WRITTEN EXERCISE
Scan the data for "mein" and copy the lines it appears in.

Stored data
• • • • • • •
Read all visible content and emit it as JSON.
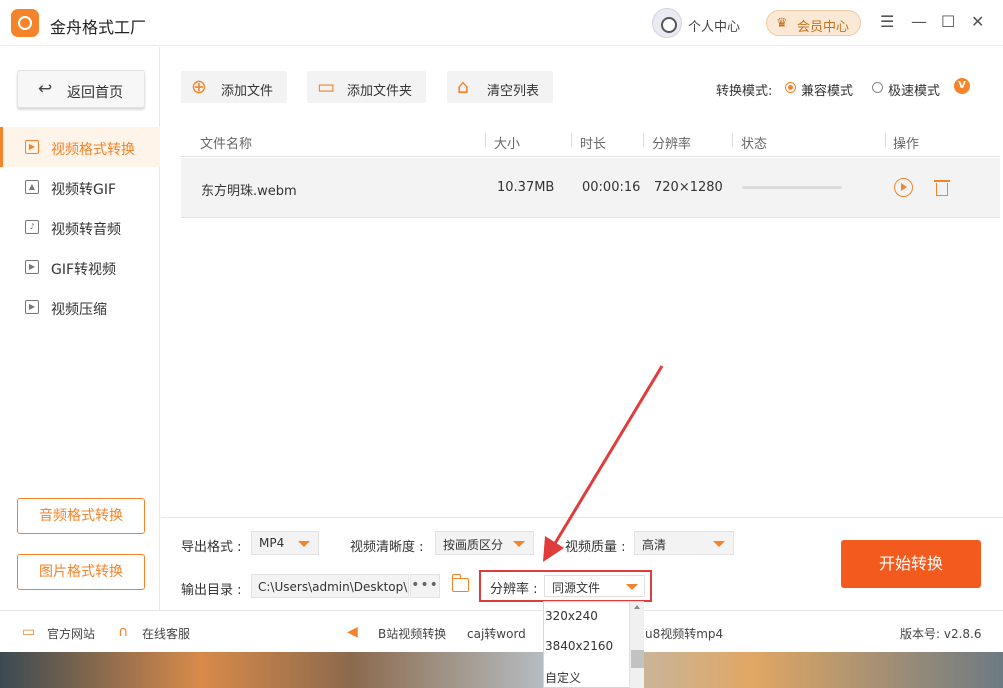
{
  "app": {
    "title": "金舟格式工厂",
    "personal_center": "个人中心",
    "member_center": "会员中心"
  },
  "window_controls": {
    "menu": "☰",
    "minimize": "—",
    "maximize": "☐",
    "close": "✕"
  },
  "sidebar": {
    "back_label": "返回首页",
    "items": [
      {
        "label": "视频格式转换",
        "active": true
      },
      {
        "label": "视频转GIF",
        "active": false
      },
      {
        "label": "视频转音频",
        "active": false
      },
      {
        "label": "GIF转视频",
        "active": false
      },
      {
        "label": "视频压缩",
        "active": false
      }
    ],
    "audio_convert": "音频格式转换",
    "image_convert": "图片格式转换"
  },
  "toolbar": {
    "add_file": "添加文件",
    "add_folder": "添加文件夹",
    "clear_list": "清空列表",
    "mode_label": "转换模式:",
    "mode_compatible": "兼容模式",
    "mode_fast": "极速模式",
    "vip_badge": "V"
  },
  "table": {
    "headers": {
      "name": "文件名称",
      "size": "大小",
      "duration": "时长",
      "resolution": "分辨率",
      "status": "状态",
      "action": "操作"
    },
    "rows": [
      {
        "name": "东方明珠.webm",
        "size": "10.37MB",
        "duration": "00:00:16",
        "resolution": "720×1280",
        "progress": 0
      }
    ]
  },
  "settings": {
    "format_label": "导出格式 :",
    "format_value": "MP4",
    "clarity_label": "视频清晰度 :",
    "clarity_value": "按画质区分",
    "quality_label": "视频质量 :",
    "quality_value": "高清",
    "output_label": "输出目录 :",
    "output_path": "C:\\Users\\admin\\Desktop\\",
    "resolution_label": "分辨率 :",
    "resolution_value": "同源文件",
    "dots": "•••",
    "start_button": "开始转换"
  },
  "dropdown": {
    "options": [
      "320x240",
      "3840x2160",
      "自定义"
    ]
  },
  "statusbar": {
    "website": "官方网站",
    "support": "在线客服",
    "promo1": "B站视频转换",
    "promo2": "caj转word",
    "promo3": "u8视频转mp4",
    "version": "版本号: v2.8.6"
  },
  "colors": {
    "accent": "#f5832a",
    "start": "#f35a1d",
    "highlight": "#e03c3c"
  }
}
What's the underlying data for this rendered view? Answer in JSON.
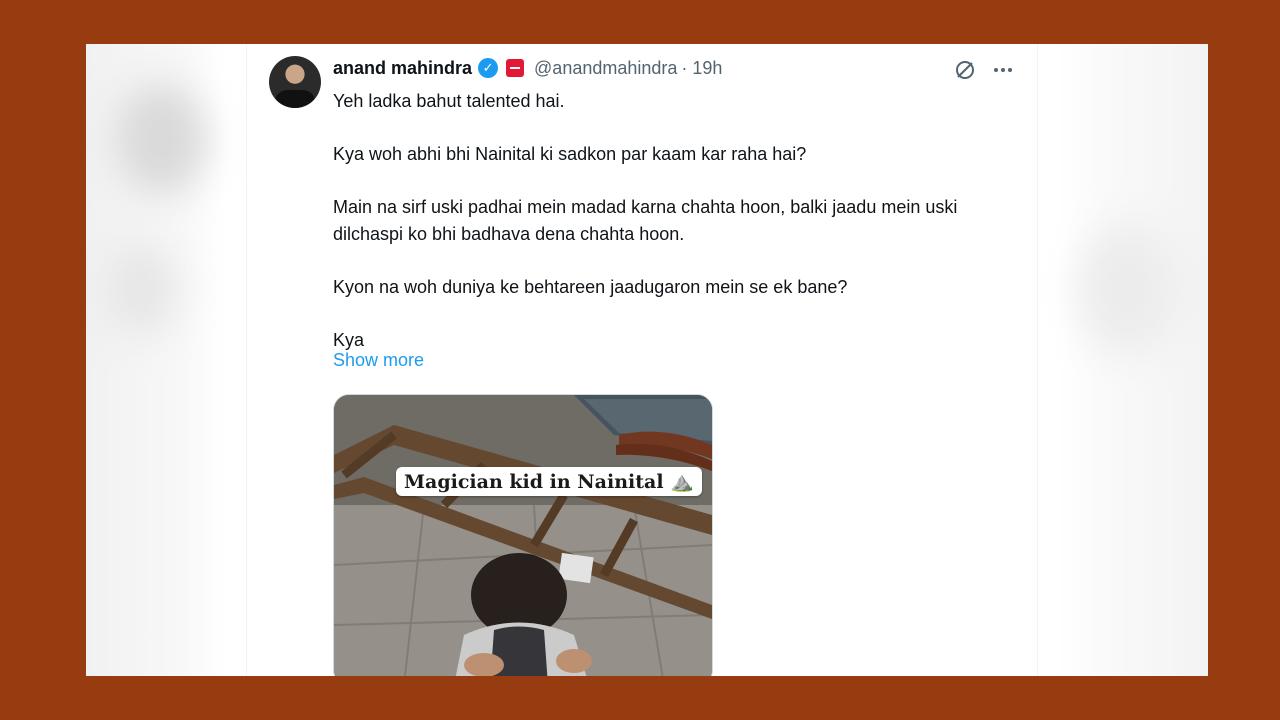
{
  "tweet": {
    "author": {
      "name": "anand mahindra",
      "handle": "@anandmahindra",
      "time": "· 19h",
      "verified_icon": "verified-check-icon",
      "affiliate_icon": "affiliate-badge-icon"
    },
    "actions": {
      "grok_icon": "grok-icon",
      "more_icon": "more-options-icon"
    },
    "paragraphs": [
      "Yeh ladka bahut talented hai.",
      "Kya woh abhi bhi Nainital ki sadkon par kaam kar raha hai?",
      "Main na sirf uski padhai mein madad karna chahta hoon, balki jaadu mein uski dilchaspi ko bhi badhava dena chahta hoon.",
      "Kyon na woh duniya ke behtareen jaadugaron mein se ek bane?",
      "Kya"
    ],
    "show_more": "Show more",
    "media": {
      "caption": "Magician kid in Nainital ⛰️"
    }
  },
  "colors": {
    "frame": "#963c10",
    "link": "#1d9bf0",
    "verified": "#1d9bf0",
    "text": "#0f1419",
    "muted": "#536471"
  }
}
• • • • • • •
THE ANSWER
      "Main na sirf uski padhai mein madad karna chahta hoon, balki jaadu mein uski dilchaspi ko bhi badhava dena chahta hoon.",
      "Kyon na woh duniya ke behtareen jaadugaron mein se ek bane?",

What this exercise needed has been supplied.